Direction: Pull out every line containing the string "image".

Extracted records:
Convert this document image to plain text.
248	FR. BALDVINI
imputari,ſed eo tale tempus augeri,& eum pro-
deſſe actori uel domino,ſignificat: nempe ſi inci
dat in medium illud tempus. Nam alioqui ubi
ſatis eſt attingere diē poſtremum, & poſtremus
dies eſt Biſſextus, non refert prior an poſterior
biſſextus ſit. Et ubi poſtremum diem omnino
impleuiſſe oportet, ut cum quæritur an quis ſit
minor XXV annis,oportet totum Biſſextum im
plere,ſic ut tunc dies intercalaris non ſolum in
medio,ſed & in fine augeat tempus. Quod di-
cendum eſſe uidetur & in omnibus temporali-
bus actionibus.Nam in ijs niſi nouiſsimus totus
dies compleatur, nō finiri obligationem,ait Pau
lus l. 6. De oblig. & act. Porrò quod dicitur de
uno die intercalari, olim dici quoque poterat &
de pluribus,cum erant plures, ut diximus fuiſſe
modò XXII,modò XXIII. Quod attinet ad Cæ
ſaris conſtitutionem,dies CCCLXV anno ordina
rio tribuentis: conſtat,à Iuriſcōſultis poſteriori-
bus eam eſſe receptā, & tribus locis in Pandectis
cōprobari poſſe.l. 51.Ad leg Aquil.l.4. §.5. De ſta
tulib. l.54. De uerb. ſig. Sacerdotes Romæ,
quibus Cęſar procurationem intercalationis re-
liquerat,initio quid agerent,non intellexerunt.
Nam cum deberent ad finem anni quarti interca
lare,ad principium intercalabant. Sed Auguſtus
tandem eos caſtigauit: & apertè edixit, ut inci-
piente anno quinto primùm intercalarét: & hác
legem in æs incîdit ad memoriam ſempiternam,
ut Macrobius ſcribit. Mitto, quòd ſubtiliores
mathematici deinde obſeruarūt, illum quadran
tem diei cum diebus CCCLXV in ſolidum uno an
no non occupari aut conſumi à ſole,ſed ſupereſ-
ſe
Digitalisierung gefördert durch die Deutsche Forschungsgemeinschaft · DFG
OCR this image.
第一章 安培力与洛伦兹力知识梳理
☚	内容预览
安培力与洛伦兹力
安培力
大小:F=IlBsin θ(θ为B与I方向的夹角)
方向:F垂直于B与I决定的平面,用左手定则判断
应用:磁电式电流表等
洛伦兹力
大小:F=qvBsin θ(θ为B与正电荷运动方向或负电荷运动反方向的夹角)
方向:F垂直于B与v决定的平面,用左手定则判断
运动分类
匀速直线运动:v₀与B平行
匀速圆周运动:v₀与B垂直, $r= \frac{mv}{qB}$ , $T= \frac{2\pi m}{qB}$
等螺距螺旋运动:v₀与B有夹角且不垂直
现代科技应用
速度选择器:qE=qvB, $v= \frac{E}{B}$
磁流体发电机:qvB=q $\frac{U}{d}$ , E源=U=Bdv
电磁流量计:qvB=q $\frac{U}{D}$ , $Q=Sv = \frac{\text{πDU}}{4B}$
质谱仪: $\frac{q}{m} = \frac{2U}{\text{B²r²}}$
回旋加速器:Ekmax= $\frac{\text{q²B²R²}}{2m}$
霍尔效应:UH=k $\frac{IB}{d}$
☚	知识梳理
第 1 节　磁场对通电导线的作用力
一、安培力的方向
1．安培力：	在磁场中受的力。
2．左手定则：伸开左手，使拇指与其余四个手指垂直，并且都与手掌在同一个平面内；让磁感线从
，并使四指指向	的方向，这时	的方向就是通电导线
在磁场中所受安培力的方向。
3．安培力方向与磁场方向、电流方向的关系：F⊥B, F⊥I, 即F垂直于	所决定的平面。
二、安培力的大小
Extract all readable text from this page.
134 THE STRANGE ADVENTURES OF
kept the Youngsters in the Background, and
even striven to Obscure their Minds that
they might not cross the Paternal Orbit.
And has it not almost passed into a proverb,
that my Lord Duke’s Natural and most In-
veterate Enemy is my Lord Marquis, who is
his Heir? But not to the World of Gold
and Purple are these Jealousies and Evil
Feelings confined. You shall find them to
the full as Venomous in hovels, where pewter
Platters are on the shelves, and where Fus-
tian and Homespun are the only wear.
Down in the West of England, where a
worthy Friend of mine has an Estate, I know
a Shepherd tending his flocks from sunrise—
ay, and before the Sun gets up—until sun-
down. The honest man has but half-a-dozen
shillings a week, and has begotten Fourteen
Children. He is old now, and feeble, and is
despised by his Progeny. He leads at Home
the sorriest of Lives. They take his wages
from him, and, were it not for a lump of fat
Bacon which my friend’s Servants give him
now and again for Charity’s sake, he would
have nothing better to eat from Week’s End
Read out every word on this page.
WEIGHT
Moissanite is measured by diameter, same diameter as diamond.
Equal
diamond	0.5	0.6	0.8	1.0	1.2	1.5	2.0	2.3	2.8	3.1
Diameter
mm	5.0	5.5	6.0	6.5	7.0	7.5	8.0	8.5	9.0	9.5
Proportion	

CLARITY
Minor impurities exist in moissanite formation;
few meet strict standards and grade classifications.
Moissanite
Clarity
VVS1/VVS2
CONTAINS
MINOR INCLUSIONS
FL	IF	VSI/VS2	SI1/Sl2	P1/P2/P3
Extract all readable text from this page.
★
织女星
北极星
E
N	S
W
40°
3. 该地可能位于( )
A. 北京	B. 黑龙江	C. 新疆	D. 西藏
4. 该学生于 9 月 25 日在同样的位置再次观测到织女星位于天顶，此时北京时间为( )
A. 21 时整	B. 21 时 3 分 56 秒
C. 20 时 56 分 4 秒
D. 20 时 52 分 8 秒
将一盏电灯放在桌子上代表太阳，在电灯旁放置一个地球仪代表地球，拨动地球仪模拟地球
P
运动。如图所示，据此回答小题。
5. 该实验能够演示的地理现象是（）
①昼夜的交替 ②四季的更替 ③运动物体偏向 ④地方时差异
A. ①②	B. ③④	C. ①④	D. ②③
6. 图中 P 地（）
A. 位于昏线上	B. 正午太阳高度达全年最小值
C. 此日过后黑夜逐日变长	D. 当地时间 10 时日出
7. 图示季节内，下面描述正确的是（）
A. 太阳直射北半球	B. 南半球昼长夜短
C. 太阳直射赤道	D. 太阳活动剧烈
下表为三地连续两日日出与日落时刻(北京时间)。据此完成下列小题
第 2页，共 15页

Expected answer:
Convert this document image to plain text.
OCR this image.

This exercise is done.